GIVEN RECORDS –
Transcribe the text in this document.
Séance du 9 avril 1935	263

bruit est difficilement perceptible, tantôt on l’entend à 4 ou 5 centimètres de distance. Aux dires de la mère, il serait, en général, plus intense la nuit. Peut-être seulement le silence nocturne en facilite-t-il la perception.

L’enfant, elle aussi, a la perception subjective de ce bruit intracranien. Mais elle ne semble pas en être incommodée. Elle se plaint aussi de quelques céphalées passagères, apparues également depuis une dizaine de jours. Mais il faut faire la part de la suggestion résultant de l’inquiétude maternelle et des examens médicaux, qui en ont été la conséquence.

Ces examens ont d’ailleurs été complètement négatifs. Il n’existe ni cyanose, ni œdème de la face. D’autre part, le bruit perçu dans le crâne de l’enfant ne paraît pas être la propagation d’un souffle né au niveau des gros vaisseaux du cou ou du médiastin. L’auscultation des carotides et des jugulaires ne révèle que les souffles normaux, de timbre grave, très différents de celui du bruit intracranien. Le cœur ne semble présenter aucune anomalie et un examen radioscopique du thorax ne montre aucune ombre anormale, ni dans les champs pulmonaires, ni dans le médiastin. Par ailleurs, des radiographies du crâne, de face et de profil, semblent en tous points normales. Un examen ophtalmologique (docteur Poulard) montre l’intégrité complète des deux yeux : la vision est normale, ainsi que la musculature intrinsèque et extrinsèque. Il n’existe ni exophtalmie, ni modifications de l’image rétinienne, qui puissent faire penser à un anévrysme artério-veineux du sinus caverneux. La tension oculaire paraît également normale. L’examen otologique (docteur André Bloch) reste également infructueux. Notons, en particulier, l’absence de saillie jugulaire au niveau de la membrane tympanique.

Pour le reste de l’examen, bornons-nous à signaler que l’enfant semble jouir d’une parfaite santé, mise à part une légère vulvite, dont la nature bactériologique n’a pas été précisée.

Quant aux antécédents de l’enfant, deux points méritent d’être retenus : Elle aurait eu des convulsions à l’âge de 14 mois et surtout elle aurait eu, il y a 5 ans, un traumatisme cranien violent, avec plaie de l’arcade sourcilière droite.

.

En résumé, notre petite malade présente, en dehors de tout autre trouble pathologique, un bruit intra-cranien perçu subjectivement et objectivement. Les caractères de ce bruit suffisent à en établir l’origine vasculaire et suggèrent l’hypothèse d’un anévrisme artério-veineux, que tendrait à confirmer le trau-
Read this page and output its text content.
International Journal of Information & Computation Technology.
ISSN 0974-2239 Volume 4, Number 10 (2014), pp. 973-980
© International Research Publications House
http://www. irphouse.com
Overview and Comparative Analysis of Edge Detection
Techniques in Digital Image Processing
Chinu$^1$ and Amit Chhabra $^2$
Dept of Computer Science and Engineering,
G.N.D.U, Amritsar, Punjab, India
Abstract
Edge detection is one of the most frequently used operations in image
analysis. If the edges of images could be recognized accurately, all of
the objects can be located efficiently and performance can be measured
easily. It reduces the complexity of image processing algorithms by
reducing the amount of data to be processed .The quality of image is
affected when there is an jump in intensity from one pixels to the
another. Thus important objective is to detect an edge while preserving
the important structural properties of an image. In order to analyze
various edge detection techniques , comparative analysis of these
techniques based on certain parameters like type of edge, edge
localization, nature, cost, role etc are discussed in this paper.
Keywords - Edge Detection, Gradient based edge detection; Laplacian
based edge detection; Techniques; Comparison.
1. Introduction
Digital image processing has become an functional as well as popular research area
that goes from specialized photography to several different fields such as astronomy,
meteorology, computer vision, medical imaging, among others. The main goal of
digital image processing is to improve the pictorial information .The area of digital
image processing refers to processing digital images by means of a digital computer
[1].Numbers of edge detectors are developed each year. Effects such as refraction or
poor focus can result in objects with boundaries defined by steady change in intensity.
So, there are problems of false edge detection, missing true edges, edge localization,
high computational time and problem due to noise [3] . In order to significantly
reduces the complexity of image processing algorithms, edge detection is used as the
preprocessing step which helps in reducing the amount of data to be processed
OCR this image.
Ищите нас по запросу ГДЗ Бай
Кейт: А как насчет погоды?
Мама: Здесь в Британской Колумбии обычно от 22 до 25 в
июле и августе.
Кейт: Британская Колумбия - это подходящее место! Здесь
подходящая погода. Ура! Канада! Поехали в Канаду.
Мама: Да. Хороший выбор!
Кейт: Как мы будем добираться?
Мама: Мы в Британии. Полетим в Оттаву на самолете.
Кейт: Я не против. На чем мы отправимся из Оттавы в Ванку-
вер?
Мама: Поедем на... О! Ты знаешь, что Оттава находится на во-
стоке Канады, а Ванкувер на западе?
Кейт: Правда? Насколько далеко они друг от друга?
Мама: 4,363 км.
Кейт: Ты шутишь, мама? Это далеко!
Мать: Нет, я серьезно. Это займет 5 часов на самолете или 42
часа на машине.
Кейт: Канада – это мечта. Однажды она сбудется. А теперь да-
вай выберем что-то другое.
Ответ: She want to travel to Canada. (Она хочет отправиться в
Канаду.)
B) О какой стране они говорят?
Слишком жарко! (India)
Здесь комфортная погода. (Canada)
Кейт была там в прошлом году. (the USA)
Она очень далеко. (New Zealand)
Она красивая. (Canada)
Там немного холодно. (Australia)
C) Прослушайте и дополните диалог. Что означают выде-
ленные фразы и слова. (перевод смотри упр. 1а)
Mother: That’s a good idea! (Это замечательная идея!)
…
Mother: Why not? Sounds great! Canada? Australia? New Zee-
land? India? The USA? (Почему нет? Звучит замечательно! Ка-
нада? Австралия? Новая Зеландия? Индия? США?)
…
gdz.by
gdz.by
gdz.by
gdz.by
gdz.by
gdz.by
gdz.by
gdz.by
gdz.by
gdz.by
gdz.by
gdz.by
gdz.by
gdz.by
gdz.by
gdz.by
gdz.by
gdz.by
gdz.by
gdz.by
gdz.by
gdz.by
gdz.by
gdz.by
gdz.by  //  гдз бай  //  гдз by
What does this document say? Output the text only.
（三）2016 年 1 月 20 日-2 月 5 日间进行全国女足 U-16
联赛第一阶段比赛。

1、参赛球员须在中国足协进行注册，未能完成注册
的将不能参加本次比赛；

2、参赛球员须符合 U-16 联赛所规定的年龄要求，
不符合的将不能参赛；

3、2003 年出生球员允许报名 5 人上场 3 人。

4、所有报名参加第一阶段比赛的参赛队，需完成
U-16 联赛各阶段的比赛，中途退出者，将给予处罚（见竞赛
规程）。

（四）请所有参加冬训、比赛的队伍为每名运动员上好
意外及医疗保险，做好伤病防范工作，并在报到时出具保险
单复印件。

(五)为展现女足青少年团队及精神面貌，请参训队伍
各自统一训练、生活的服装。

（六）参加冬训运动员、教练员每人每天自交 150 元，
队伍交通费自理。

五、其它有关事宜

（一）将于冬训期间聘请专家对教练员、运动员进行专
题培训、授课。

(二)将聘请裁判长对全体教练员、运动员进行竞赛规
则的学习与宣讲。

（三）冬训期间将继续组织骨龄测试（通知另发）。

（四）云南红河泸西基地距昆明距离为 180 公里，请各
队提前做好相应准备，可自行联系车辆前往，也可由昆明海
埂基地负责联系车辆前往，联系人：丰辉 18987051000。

WRITTEN TASK – Write the material out exactly, with nothing left out.

FINAL RESULT –
Transcribe the text in this document.
Séance du 9 avril 1935	263

bruit est difficilement perceptible, tantôt on l’entend à 4 ou 5 centimètres de distance. Aux dires de la mère, il serait, en général, plus intense la nuit. Peut-être seulement le silence nocturne en facilite-t-il la perception.

L’enfant, elle aussi, a la perception subjective de ce bruit intracranien. Mais elle ne semble pas en être incommodée. Elle se plaint aussi de quelques céphalées passagères, apparues également depuis une dizaine de jours. Mais il faut faire la part de la suggestion résultant de l’inquiétude maternelle et des examens médicaux, qui en ont été la conséquence.

Ces examens ont d’ailleurs été complètement négatifs. Il n’existe ni cyanose, ni œdème de la face. D’autre part, le bruit perçu dans le crâne de l’enfant ne paraît pas être la propagation d’un souffle né au niveau des gros vaisseaux du cou ou du médiastin. L’auscultation des carotides et des jugulaires ne révèle que les souffles normaux, de timbre grave, très différents de celui du bruit intracranien. Le cœur ne semble présenter aucune anomalie et un examen radioscopique du thorax ne montre aucune ombre anormale, ni dans les champs pulmonaires, ni dans le médiastin. Par ailleurs, des radiographies du crâne, de face et de profil, semblent en tous points normales. Un examen ophtalmologique (docteur Poulard) montre l’intégrité complète des deux yeux : la vision est normale, ainsi que la musculature intrinsèque et extrinsèque. Il n’existe ni exophtalmie, ni modifications de l’image rétinienne, qui puissent faire penser à un anévrysme artério-veineux du sinus caverneux. La tension oculaire paraît également normale. L’examen otologique (docteur André Bloch) reste également infructueux. Notons, en particulier, l’absence de saillie jugulaire au niveau de la membrane tympanique.

Pour le reste de l’examen, bornons-nous à signaler que l’enfant semble jouir d’une parfaite santé, mise à part une légère vulvite, dont la nature bactériologique n’a pas été précisée.

Quant aux antécédents de l’enfant, deux points méritent d’être retenus : Elle aurait eu des convulsions à l’âge de 14 mois et surtout elle aurait eu, il y a 5 ans, un traumatisme cranien violent, avec plaie de l’arcade sourcilière droite.

.

En résumé, notre petite malade présente, en dehors de tout autre trouble pathologique, un bruit intra-cranien perçu subjectivement et objectivement. Les caractères de ce bruit suffisent à en établir l’origine vasculaire et suggèrent l’hypothèse d’un anévrisme artério-veineux, que tendrait à confirmer le trau-
Read this page and output its text content.
International Journal of Information & Computation Technology.
ISSN 0974-2239 Volume 4, Number 10 (2014), pp. 973-980
© International Research Publications House
http://www. irphouse.com
Overview and Comparative Analysis of Edge Detection
Techniques in Digital Image Processing
Chinu$^1$ and Amit Chhabra $^2$
Dept of Computer Science and Engineering,
G.N.D.U, Amritsar, Punjab, India
Abstract
Edge detection is one of the most frequently used operations in image
analysis. If the edges of images could be recognized accurately, all of
the objects can be located efficiently and performance can be measured
easily. It reduces the complexity of image processing algorithms by
reducing the amount of data to be processed .The quality of image is
affected when there is an jump in intensity from one pixels to the
another. Thus important objective is to detect an edge while preserving
the important structural properties of an image. In order to analyze
various edge detection techniques , comparative analysis of these
techniques based on certain parameters like type of edge, edge
localization, nature, cost, role etc are discussed in this paper.
Keywords - Edge Detection, Gradient based edge detection; Laplacian
based edge detection; Techniques; Comparison.
1. Introduction
Digital image processing has become an functional as well as popular research area
that goes from specialized photography to several different fields such as astronomy,
meteorology, computer vision, medical imaging, among others. The main goal of
digital image processing is to improve the pictorial information .The area of digital
image processing refers to processing digital images by means of a digital computer
[1].Numbers of edge detectors are developed each year. Effects such as refraction or
poor focus can result in objects with boundaries defined by steady change in intensity.
So, there are problems of false edge detection, missing true edges, edge localization,
high computational time and problem due to noise [3] . In order to significantly
reduces the complexity of image processing algorithms, edge detection is used as the
preprocessing step which helps in reducing the amount of data to be processed
OCR this image.
Ищите нас по запросу ГДЗ Бай
Кейт: А как насчет погоды?
Мама: Здесь в Британской Колумбии обычно от 22 до 25 в
июле и августе.
Кейт: Британская Колумбия - это подходящее место! Здесь
подходящая погода. Ура! Канада! Поехали в Канаду.
Мама: Да. Хороший выбор!
Кейт: Как мы будем добираться?
Мама: Мы в Британии. Полетим в Оттаву на самолете.
Кейт: Я не против. На чем мы отправимся из Оттавы в Ванку-
вер?
Мама: Поедем на... О! Ты знаешь, что Оттава находится на во-
стоке Канады, а Ванкувер на западе?
Кейт: Правда? Насколько далеко они друг от друга?
Мама: 4,363 км.
Кейт: Ты шутишь, мама? Это далеко!
Мать: Нет, я серьезно. Это займет 5 часов на самолете или 42
часа на машине.
Кейт: Канада – это мечта. Однажды она сбудется. А теперь да-
вай выберем что-то другое.
Ответ: She want to travel to Canada. (Она хочет отправиться в
Канаду.)
B) О какой стране они говорят?
Слишком жарко! (India)
Здесь комфортная погода. (Canada)
Кейт была там в прошлом году. (the USA)
Она очень далеко. (New Zealand)
Она красивая. (Canada)
Там немного холодно. (Australia)
C) Прослушайте и дополните диалог. Что означают выде-
ленные фразы и слова. (перевод смотри упр. 1а)
Mother: That’s a good idea! (Это замечательная идея!)
…
Mother: Why not? Sounds great! Canada? Australia? New Zee-
land? India? The USA? (Почему нет? Звучит замечательно! Ка-
нада? Австралия? Новая Зеландия? Индия? США?)
…
gdz.by
gdz.by
gdz.by
gdz.by
gdz.by
gdz.by
gdz.by
gdz.by
gdz.by
gdz.by
gdz.by
gdz.by
gdz.by
gdz.by
gdz.by
gdz.by
gdz.by
gdz.by
gdz.by
gdz.by
gdz.by
gdz.by
gdz.by
gdz.by
gdz.by  //  гдз бай  //  гдз by
What does this document say? Output the text only.
（三）2016 年 1 月 20 日-2 月 5 日间进行全国女足 U-16
联赛第一阶段比赛。

1、参赛球员须在中国足协进行注册，未能完成注册
的将不能参加本次比赛；

2、参赛球员须符合 U-16 联赛所规定的年龄要求，
不符合的将不能参赛；

3、2003 年出生球员允许报名 5 人上场 3 人。

4、所有报名参加第一阶段比赛的参赛队，需完成
U-16 联赛各阶段的比赛，中途退出者，将给予处罚（见竞赛
规程）。

（四）请所有参加冬训、比赛的队伍为每名运动员上好
意外及医疗保险，做好伤病防范工作，并在报到时出具保险
单复印件。

(五)为展现女足青少年团队及精神面貌，请参训队伍
各自统一训练、生活的服装。

（六）参加冬训运动员、教练员每人每天自交 150 元，
队伍交通费自理。

五、其它有关事宜

（一）将于冬训期间聘请专家对教练员、运动员进行专
题培训、授课。

(二)将聘请裁判长对全体教练员、运动员进行竞赛规
则的学习与宣讲。

（三）冬训期间将继续组织骨龄测试（通知另发）。

（四）云南红河泸西基地距昆明距离为 180 公里，请各
队提前做好相应准备，可自行联系车辆前往，也可由昆明海
埂基地负责联系车辆前往，联系人：丰辉 18987051000。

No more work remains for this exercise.